[Entries from a dataset]

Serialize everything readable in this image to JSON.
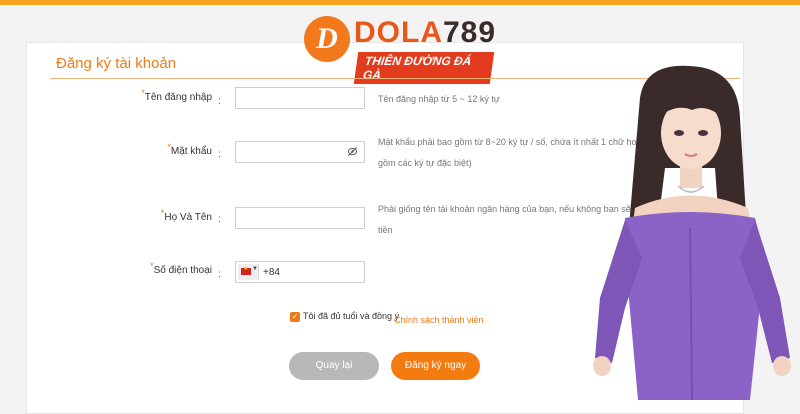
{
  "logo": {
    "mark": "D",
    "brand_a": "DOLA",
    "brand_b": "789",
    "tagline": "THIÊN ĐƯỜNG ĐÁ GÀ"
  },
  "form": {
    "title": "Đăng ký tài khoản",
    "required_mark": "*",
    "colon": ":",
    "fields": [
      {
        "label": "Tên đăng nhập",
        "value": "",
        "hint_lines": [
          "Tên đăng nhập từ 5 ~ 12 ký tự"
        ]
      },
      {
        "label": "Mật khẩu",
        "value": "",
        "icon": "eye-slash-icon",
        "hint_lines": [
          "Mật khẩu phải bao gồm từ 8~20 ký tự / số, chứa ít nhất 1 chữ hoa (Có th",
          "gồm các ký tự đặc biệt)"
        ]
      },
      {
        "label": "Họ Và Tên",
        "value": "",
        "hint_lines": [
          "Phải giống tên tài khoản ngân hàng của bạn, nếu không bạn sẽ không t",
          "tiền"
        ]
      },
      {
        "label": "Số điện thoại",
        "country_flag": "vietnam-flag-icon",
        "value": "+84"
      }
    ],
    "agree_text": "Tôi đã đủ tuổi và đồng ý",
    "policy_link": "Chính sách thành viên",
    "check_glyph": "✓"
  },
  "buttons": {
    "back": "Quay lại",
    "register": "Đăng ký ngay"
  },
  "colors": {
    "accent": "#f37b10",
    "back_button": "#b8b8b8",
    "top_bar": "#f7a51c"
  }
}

==

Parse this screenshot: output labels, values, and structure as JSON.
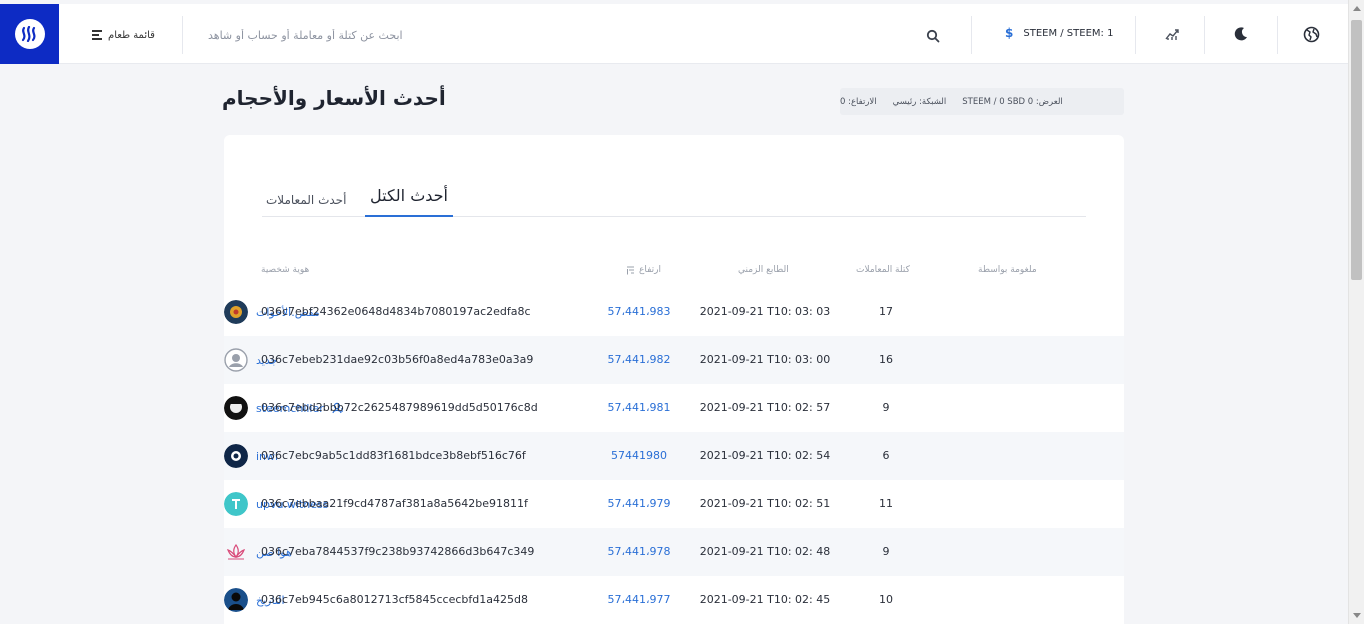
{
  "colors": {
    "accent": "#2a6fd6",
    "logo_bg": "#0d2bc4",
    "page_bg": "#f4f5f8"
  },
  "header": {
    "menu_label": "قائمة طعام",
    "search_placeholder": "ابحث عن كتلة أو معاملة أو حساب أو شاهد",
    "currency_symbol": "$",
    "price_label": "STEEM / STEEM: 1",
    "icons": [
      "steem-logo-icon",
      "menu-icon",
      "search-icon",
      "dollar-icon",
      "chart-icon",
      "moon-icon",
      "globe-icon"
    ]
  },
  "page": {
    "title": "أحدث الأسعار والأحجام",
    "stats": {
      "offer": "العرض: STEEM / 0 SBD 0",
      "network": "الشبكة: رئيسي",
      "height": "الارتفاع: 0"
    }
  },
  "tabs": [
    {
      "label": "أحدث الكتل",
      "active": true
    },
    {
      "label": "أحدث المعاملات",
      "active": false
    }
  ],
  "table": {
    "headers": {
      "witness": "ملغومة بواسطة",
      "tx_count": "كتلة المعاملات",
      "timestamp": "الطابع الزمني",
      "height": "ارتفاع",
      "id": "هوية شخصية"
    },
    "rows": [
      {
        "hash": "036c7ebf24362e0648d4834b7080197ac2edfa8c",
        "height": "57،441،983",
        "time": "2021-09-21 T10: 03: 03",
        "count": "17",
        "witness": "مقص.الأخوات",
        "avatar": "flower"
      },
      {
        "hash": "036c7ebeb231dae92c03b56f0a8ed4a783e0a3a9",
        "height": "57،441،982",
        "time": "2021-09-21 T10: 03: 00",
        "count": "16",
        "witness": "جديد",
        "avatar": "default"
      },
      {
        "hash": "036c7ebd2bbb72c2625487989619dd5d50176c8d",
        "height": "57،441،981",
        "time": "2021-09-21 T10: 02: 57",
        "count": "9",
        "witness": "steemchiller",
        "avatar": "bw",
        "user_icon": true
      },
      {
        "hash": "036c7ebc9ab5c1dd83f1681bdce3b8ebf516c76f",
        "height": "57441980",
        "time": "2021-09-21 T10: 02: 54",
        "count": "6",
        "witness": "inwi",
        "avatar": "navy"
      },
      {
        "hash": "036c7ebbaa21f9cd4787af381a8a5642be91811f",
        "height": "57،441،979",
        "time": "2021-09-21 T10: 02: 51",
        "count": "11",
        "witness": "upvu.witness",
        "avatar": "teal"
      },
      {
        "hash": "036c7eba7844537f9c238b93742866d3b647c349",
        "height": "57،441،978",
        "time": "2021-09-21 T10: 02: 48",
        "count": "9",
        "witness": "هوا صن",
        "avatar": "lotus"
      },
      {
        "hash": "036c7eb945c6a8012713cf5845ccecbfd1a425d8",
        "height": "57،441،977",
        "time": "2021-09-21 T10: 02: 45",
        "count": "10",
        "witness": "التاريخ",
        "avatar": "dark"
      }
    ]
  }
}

Exercise details
Where a line in the entries holds the word "أحدث", copy that line.

Answer below
    "title": "أحدث الأسعار والأحجام",
      "label": "أحدث الكتل",
      "label": "أحدث المعاملات",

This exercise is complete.